**GIVEN REQUEST**
Which lines hold the word "adalah"? Show each of them.

**DATASET RECORDS**

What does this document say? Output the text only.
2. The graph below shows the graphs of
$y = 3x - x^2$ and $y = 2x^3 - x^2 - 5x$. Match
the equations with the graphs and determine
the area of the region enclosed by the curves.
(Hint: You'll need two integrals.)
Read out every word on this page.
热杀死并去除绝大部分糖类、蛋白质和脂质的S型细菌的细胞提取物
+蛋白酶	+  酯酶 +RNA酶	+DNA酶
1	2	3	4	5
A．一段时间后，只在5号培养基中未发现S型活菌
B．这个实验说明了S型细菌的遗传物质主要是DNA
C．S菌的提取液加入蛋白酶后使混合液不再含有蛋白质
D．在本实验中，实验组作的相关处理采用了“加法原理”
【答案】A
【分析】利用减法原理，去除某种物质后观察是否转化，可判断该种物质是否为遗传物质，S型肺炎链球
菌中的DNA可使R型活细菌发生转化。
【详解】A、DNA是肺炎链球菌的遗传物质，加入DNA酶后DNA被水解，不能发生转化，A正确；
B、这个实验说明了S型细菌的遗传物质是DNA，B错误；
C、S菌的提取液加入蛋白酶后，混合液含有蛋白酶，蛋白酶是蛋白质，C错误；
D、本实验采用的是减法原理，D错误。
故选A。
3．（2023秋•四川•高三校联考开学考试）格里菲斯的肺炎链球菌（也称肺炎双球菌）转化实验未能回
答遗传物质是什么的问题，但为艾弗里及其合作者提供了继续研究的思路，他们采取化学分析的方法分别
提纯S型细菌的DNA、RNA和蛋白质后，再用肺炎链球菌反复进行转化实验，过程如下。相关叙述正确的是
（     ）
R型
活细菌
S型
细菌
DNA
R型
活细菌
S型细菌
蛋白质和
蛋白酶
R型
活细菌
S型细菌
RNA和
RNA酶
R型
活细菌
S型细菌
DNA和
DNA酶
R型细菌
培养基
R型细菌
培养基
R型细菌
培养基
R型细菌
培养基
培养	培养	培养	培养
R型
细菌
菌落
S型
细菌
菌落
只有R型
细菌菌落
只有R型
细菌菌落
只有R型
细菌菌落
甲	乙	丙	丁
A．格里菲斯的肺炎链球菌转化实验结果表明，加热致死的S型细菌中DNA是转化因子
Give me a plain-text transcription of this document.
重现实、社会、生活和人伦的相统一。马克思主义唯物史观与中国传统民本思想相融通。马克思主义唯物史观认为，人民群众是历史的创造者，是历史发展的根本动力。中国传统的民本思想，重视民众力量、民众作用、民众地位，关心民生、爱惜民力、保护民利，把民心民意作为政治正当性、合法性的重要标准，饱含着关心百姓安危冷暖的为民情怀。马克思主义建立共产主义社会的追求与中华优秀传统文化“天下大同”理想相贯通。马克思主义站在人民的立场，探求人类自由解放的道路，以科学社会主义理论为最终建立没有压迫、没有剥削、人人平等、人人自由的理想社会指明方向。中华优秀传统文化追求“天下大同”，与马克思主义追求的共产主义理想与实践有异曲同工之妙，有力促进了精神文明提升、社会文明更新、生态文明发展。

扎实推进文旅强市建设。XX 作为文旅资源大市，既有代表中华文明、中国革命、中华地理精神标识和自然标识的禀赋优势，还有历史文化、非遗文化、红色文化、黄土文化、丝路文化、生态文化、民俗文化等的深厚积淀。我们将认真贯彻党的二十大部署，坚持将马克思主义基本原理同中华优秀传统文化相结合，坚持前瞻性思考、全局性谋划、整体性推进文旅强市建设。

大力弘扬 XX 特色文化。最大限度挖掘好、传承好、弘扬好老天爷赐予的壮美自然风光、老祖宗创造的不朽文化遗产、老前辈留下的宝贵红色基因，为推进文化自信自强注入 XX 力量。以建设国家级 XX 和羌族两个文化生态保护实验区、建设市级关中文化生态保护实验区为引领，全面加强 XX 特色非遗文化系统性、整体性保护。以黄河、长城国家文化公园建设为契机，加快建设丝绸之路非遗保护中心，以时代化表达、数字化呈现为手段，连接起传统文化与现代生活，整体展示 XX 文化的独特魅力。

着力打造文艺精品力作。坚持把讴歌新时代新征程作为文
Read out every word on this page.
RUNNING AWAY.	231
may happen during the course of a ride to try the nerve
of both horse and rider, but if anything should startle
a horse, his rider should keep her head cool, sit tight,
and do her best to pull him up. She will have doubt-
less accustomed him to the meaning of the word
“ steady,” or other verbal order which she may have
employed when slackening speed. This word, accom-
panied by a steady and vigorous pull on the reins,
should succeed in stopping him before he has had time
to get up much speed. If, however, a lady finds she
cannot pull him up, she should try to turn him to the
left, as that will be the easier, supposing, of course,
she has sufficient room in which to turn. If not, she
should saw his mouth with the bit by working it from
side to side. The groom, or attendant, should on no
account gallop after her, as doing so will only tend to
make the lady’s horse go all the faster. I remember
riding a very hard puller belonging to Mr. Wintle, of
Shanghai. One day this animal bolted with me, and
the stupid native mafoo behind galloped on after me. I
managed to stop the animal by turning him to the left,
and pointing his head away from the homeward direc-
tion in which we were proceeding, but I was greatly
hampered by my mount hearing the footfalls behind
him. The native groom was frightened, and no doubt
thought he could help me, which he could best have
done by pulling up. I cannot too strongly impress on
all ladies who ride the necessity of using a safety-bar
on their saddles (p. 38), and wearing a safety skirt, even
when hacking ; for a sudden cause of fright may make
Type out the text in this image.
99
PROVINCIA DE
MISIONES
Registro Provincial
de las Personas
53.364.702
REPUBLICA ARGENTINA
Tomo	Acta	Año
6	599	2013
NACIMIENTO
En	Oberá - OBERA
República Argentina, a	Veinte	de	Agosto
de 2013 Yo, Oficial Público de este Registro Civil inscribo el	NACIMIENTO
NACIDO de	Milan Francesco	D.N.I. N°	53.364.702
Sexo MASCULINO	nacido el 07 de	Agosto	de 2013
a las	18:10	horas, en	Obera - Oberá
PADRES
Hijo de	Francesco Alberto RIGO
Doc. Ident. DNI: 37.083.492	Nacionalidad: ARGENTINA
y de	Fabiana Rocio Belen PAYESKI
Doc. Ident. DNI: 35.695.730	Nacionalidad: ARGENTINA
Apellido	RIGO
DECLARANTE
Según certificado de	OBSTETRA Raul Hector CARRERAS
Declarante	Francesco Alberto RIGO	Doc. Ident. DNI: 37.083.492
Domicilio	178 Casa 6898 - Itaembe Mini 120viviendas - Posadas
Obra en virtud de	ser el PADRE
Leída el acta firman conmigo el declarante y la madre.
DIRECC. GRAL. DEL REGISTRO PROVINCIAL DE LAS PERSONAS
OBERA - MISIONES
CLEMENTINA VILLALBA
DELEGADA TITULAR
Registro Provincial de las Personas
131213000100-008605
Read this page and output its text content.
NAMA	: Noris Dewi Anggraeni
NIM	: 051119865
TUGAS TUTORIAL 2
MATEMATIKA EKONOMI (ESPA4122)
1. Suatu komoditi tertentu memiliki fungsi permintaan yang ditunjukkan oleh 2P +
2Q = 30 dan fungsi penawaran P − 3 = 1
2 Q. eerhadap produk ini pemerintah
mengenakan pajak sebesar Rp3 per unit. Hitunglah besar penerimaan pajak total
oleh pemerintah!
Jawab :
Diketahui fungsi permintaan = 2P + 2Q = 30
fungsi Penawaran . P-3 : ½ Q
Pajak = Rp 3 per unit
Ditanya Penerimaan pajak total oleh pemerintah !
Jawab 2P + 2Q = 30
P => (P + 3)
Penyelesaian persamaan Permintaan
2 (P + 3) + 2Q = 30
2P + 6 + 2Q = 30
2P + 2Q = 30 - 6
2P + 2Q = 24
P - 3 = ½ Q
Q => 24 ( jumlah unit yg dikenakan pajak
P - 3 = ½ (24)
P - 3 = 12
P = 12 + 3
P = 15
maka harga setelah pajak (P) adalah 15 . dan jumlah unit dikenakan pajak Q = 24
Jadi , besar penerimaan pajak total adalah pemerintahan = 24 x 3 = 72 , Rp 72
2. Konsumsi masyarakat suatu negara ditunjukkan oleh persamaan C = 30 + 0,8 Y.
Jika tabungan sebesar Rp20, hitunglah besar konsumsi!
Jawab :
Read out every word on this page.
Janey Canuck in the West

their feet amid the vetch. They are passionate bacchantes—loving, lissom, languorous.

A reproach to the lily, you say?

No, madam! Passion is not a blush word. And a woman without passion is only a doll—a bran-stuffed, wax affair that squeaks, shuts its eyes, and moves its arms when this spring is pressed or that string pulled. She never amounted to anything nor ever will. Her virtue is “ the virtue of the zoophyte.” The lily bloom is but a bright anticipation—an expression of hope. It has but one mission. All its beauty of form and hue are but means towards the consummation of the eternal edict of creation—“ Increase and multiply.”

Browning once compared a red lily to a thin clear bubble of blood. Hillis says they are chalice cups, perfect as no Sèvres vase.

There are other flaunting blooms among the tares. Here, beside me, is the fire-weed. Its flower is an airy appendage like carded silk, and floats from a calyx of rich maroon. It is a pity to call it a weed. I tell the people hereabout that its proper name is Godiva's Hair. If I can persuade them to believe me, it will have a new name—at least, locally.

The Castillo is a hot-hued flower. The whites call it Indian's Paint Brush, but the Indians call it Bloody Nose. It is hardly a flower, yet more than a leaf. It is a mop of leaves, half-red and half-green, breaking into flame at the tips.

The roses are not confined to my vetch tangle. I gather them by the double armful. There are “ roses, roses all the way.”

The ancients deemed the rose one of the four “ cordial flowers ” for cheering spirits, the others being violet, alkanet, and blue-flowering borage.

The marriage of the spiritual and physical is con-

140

**EXERCISE ANSWER**
maka harga setelah pajak (P) adalah 15 . dan jumlah unit dikenakan pajak Q = 24
Jadi , besar penerimaan pajak total adalah pemerintahan = 24 x 3 = 72 , Rp 72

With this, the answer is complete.